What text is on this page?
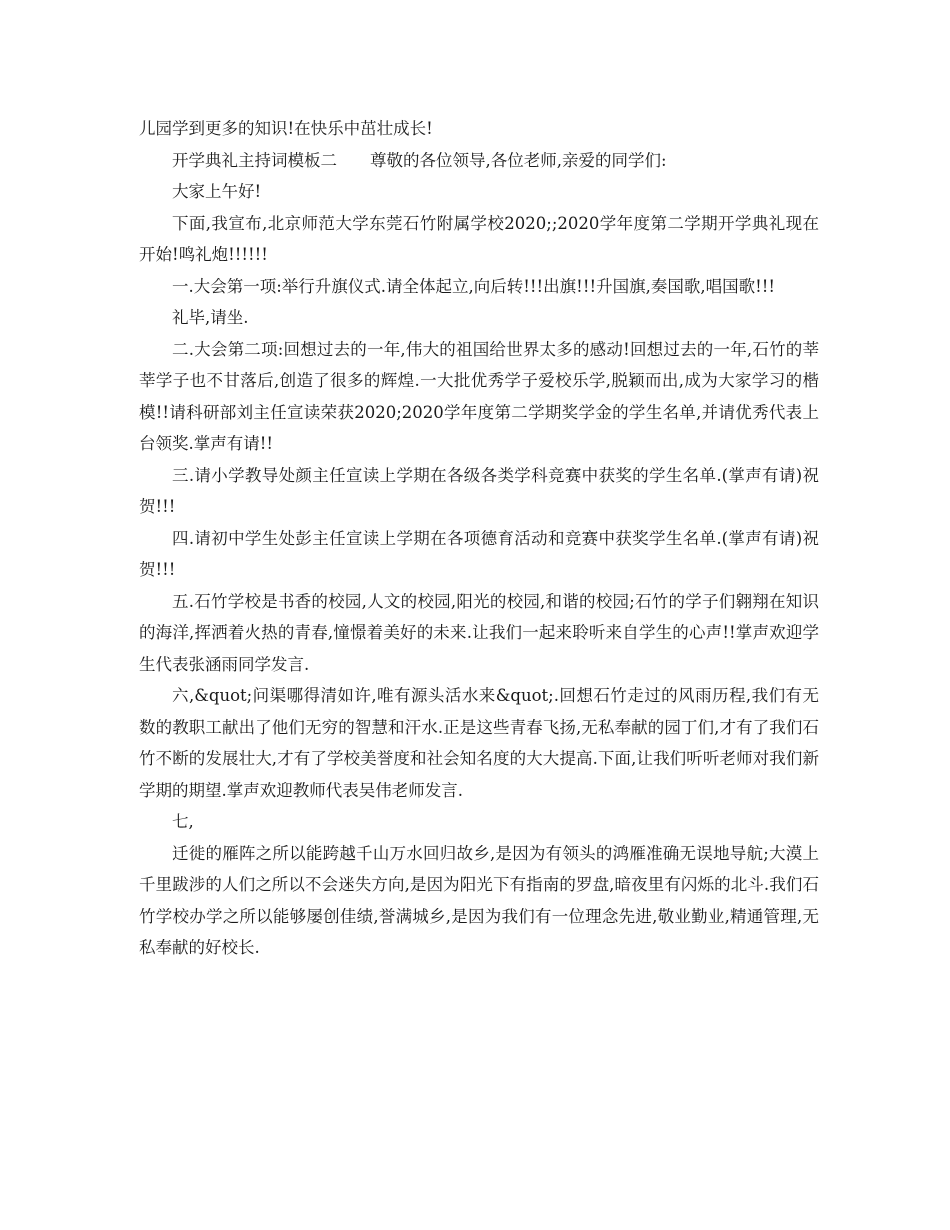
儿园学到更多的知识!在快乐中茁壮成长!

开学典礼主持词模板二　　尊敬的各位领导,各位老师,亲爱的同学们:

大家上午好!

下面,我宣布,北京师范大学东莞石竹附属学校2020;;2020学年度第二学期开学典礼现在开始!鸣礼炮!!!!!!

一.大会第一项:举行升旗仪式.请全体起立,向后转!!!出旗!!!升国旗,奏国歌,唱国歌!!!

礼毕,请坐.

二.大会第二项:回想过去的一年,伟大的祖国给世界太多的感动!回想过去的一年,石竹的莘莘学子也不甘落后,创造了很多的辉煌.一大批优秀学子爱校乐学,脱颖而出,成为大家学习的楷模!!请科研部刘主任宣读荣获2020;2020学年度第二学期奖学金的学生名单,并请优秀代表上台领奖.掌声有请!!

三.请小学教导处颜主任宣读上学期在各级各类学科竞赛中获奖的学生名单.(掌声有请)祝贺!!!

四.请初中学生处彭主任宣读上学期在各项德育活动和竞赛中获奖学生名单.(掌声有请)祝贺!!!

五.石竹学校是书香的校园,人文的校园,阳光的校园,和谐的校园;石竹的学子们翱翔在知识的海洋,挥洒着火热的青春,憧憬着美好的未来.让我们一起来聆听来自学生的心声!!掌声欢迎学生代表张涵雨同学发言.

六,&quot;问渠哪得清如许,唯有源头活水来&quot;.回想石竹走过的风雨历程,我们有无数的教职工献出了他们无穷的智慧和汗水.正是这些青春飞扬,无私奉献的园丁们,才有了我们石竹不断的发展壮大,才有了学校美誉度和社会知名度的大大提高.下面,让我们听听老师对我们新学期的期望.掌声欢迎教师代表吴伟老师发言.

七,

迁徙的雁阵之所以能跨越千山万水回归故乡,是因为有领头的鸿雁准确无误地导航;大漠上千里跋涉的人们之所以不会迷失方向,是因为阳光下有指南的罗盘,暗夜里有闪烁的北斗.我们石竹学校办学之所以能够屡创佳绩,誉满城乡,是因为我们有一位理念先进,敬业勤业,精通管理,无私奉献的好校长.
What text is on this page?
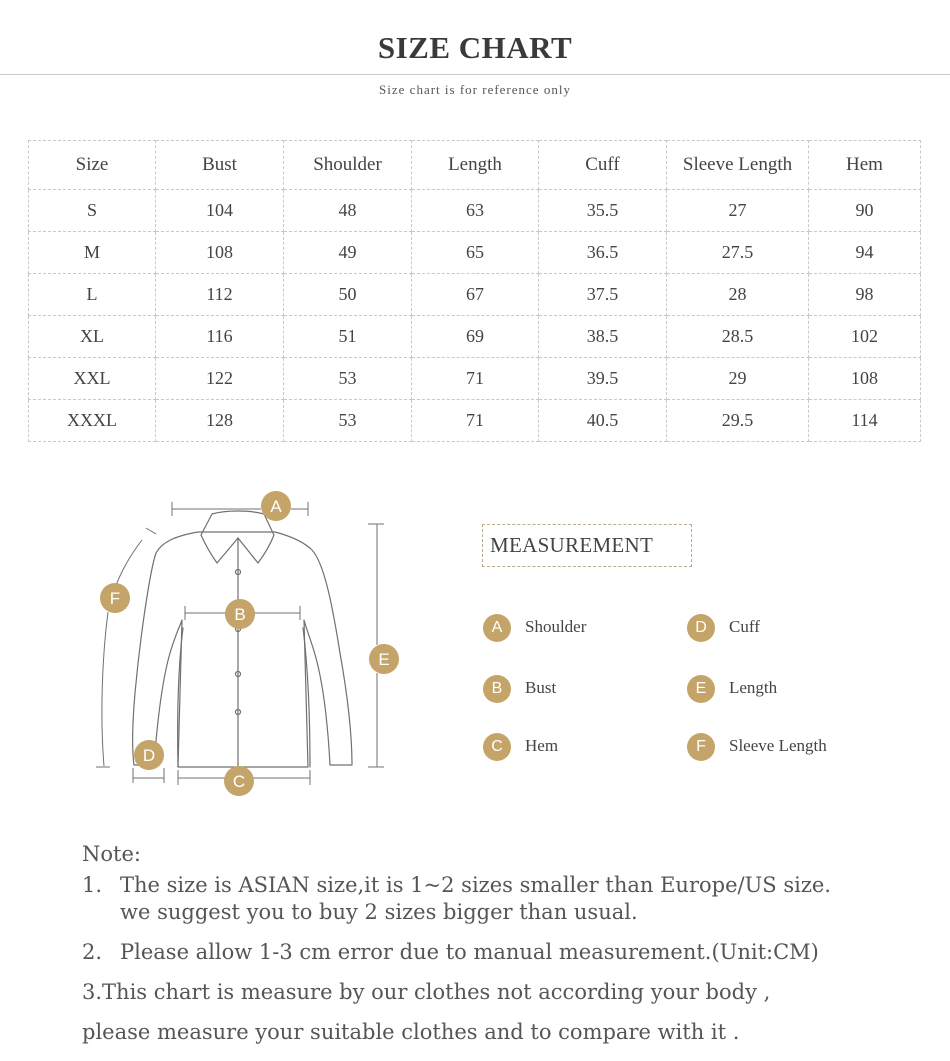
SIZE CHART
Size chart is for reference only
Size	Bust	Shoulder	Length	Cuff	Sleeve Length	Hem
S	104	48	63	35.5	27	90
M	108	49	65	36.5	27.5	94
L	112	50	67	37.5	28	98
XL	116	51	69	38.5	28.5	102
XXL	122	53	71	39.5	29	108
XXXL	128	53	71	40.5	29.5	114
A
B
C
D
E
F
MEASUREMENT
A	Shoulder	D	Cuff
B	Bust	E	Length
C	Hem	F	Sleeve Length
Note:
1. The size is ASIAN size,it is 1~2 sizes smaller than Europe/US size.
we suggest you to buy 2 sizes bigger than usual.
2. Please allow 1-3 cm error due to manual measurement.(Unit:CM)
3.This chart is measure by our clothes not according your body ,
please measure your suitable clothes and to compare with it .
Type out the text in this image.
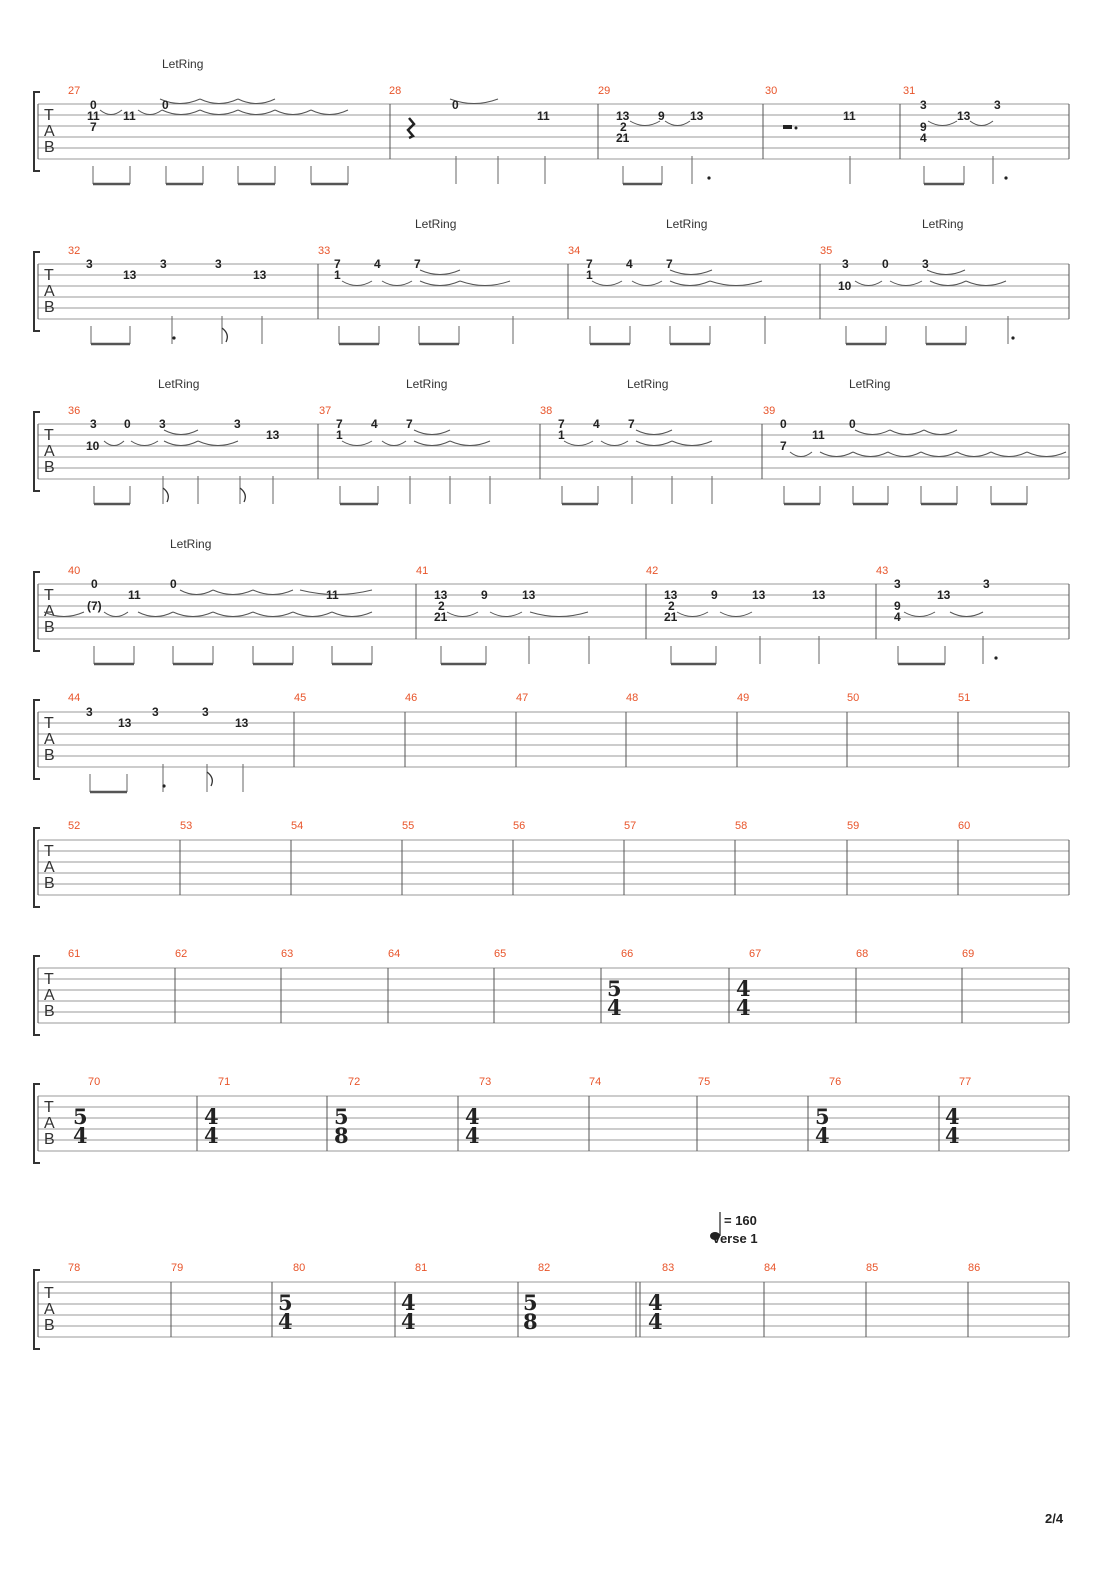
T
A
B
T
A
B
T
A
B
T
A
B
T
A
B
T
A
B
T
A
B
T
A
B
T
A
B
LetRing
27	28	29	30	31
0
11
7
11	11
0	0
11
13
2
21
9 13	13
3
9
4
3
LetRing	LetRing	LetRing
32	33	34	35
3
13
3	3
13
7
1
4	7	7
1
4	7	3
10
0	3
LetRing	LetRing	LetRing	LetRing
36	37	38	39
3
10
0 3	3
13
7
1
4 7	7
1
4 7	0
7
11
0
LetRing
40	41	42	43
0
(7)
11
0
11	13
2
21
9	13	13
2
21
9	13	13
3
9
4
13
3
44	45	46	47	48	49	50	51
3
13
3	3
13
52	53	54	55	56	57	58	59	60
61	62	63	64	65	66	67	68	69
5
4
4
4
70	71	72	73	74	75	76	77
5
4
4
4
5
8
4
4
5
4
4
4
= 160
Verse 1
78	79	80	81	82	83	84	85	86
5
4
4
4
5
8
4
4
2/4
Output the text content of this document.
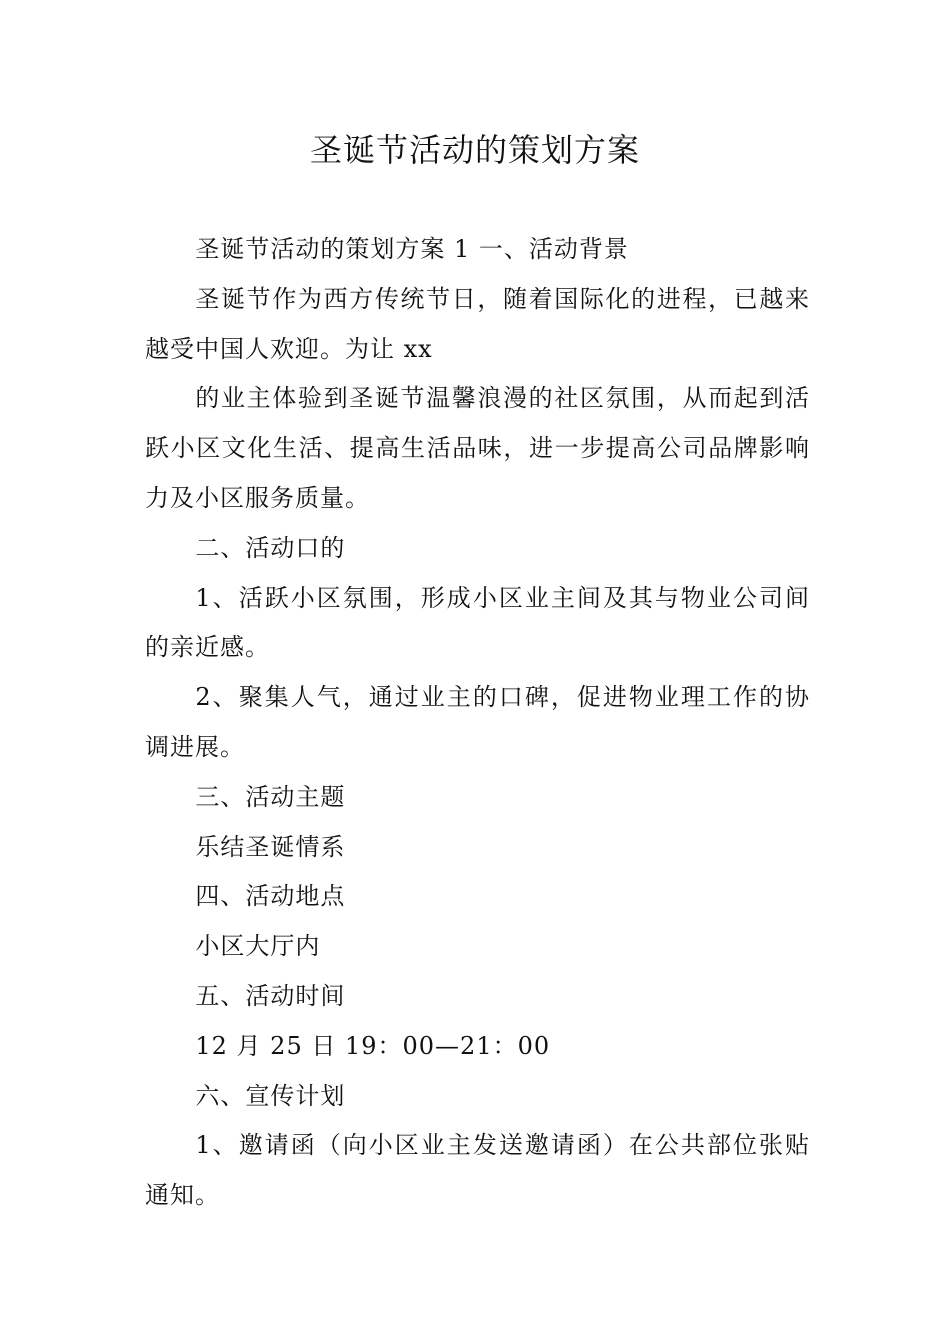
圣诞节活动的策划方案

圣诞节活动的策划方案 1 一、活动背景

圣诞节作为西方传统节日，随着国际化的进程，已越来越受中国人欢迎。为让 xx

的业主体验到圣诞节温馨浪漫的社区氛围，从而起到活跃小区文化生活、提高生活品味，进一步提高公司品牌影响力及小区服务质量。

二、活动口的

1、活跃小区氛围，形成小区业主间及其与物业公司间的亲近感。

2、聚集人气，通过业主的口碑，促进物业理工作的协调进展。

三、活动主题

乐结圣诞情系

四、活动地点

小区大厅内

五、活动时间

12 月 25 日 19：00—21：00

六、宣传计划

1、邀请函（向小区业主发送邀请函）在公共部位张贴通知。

____________

> _Aim_
Omit the pictures and print again exactly the lines from the one with "Output the text content of this document." through the final line of the entries, both ends included.

> _Correct output_
Output the text content of this document.
圣诞节活动的策划方案

圣诞节活动的策划方案 1 一、活动背景

圣诞节作为西方传统节日，随着国际化的进程，已越来越受中国人欢迎。为让 xx

的业主体验到圣诞节温馨浪漫的社区氛围，从而起到活跃小区文化生活、提高生活品味，进一步提高公司品牌影响力及小区服务质量。

二、活动口的

1、活跃小区氛围，形成小区业主间及其与物业公司间的亲近感。

2、聚集人气，通过业主的口碑，促进物业理工作的协调进展。

三、活动主题

乐结圣诞情系

四、活动地点

小区大厅内

五、活动时间

12 月 25 日 19：00—21：00

六、宣传计划

1、邀请函（向小区业主发送邀请函）在公共部位张贴通知。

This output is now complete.